=== Problem statement ===
Retype the whole listing below, character for character.

=== Recorded information ===
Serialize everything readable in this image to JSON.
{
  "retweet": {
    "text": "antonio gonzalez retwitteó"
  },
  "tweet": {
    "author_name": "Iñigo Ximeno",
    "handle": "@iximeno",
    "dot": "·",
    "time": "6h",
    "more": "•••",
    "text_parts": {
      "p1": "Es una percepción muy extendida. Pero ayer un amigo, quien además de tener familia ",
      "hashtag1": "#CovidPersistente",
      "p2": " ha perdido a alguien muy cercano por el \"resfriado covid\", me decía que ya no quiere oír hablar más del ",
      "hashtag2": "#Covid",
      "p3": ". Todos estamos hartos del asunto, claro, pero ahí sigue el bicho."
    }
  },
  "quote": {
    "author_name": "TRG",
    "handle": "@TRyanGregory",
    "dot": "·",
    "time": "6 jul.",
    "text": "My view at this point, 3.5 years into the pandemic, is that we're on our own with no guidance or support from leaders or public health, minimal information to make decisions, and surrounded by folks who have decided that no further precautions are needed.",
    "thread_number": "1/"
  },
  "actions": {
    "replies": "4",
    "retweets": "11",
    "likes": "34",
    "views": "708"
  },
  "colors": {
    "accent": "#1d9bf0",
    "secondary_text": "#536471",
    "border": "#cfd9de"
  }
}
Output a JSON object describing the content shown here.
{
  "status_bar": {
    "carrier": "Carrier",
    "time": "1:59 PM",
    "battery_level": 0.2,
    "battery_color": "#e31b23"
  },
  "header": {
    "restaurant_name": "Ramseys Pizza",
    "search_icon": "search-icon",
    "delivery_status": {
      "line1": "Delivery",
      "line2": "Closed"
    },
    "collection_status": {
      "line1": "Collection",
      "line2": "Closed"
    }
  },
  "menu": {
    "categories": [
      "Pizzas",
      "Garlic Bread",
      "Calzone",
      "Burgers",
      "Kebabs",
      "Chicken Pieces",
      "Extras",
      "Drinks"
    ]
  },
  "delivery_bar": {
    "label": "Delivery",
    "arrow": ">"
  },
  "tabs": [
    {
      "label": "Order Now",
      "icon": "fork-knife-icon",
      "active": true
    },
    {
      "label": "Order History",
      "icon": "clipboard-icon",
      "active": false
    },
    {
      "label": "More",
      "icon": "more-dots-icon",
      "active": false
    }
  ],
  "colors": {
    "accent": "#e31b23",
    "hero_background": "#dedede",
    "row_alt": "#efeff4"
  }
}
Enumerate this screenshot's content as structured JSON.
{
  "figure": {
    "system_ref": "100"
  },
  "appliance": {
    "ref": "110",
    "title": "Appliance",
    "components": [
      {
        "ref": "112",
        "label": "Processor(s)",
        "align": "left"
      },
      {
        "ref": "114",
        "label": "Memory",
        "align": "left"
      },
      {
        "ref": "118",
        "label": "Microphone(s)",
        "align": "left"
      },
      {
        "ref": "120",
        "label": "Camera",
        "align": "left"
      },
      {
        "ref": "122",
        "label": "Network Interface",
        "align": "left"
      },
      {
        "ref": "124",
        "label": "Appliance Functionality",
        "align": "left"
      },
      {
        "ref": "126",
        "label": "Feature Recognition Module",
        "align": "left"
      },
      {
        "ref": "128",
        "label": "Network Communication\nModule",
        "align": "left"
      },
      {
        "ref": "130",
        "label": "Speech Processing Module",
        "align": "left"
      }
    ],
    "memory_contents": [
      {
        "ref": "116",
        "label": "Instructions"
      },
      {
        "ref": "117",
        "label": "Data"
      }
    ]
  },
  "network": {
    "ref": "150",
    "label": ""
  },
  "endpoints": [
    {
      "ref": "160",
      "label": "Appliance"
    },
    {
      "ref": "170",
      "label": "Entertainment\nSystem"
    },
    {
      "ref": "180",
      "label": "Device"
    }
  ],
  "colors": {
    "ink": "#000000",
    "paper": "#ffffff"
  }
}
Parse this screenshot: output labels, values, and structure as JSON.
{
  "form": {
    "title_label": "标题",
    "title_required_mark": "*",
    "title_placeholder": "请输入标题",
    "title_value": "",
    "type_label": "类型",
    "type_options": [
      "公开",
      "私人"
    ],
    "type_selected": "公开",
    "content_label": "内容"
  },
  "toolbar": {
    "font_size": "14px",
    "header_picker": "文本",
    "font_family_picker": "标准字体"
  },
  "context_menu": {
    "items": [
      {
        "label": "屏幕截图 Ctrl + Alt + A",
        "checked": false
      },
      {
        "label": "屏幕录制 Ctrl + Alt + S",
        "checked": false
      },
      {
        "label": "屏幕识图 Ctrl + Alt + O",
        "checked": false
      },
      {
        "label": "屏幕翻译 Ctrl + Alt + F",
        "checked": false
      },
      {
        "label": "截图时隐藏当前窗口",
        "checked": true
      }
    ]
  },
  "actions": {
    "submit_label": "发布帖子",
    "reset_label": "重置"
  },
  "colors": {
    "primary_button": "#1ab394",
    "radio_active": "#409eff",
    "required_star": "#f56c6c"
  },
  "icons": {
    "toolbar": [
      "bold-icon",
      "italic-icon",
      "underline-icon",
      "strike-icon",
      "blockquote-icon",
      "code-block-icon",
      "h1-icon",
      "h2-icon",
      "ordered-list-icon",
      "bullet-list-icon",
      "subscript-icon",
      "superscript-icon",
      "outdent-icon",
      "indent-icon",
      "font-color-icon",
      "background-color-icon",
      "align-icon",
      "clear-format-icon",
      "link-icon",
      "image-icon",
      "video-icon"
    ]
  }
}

=== Response for this exercise ===
Serialize everything readable in this image to JSON.
{
  "retweet": {
    "text": "antonio gonzalez retwitteó"
  },
  "tweet": {
    "author_name": "Iñigo Ximeno",
    "handle": "@iximeno",
    "dot": "·",
    "time": "6h",
    "more": "•••",
    "text_parts": {
      "p1": "Es una percepción muy extendida. Pero ayer un amigo, quien además de tener familia ",
      "hashtag1": "#CovidPersistente",
      "p2": " ha perdido a alguien muy cercano por el \"resfriado covid\", me decía que ya no quiere oír hablar más del ",
      "hashtag2": "#Covid",
      "p3": ". Todos estamos hartos del asunto, claro, pero ahí sigue el bicho."
    }
  },
  "quote": {
    "author_name": "TRG",
    "handle": "@TRyanGregory",
    "dot": "·",
    "time": "6 jul.",
    "text": "My view at this point, 3.5 years into the pandemic, is that we're on our own with no guidance or support from leaders or public health, minimal information to make decisions, and surrounded by folks who have decided that no further precautions are needed.",
    "thread_number": "1/"
  },
  "actions": {
    "replies": "4",
    "retweets": "11",
    "likes": "34",
    "views": "708"
  },
  "colors": {
    "accent": "#1d9bf0",
    "secondary_text": "#536471",
    "border": "#cfd9de"
  }
}
Output a JSON object describing the content shown here.
{
  "status_bar": {
    "carrier": "Carrier",
    "time": "1:59 PM",
    "battery_level": 0.2,
    "battery_color": "#e31b23"
  },
  "header": {
    "restaurant_name": "Ramseys Pizza",
    "search_icon": "search-icon",
    "delivery_status": {
      "line1": "Delivery",
      "line2": "Closed"
    },
    "collection_status": {
      "line1": "Collection",
      "line2": "Closed"
    }
  },
  "menu": {
    "categories": [
      "Pizzas",
      "Garlic Bread",
      "Calzone",
      "Burgers",
      "Kebabs",
      "Chicken Pieces",
      "Extras",
      "Drinks"
    ]
  },
  "delivery_bar": {
    "label": "Delivery",
    "arrow": ">"
  },
  "tabs": [
    {
      "label": "Order Now",
      "icon": "fork-knife-icon",
      "active": true
    },
    {
      "label": "Order History",
      "icon": "clipboard-icon",
      "active": false
    },
    {
      "label": "More",
      "icon": "more-dots-icon",
      "active": false
    }
  ],
  "colors": {
    "accent": "#e31b23",
    "hero_background": "#dedede",
    "row_alt": "#efeff4"
  }
}
Enumerate this screenshot's content as structured JSON.
{
  "figure": {
    "system_ref": "100"
  },
  "appliance": {
    "ref": "110",
    "title": "Appliance",
    "components": [
      {
        "ref": "112",
        "label": "Processor(s)",
        "align": "left"
      },
      {
        "ref": "114",
        "label": "Memory",
        "align": "left"
      },
      {
        "ref": "118",
        "label": "Microphone(s)",
        "align": "left"
      },
      {
        "ref": "120",
        "label": "Camera",
        "align": "left"
      },
      {
        "ref": "122",
        "label": "Network Interface",
        "align": "left"
      },
      {
        "ref": "124",
        "label": "Appliance Functionality",
        "align": "left"
      },
      {
        "ref": "126",
        "label": "Feature Recognition Module",
        "align": "left"
      },
      {
        "ref": "128",
        "label": "Network Communication\nModule",
        "align": "left"
      },
      {
        "ref": "130",
        "label": "Speech Processing Module",
        "align": "left"
      }
    ],
    "memory_contents": [
      {
        "ref": "116",
        "label": "Instructions"
      },
      {
        "ref": "117",
        "label": "Data"
      }
    ]
  },
  "network": {
    "ref": "150",
    "label": ""
  },
  "endpoints": [
    {
      "ref": "160",
      "label": "Appliance"
    },
    {
      "ref": "170",
      "label": "Entertainment\nSystem"
    },
    {
      "ref": "180",
      "label": "Device"
    }
  ],
  "colors": {
    "ink": "#000000",
    "paper": "#ffffff"
  }
}
Parse this screenshot: output labels, values, and structure as JSON.
{
  "form": {
    "title_label": "标题",
    "title_required_mark": "*",
    "title_placeholder": "请输入标题",
    "title_value": "",
    "type_label": "类型",
    "type_options": [
      "公开",
      "私人"
    ],
    "type_selected": "公开",
    "content_label": "内容"
  },
  "toolbar": {
    "font_size": "14px",
    "header_picker": "文本",
    "font_family_picker": "标准字体"
  },
  "context_menu": {
    "items": [
      {
        "label": "屏幕截图 Ctrl + Alt + A",
        "checked": false
      },
      {
        "label": "屏幕录制 Ctrl + Alt + S",
        "checked": false
      },
      {
        "label": "屏幕识图 Ctrl + Alt + O",
        "checked": false
      },
      {
        "label": "屏幕翻译 Ctrl + Alt + F",
        "checked": false
      },
      {
        "label": "截图时隐藏当前窗口",
        "checked": true
      }
    ]
  },
  "actions": {
    "submit_label": "发布帖子",
    "reset_label": "重置"
  },
  "colors": {
    "primary_button": "#1ab394",
    "radio_active": "#409eff",
    "required_star": "#f56c6c"
  },
  "icons": {
    "toolbar": [
      "bold-icon",
      "italic-icon",
      "underline-icon",
      "strike-icon",
      "blockquote-icon",
      "code-block-icon",
      "h1-icon",
      "h2-icon",
      "ordered-list-icon",
      "bullet-list-icon",
      "subscript-icon",
      "superscript-icon",
      "outdent-icon",
      "indent-icon",
      "font-color-icon",
      "background-color-icon",
      "align-icon",
      "clear-format-icon",
      "link-icon",
      "image-icon",
      "video-icon"
    ]
  }
}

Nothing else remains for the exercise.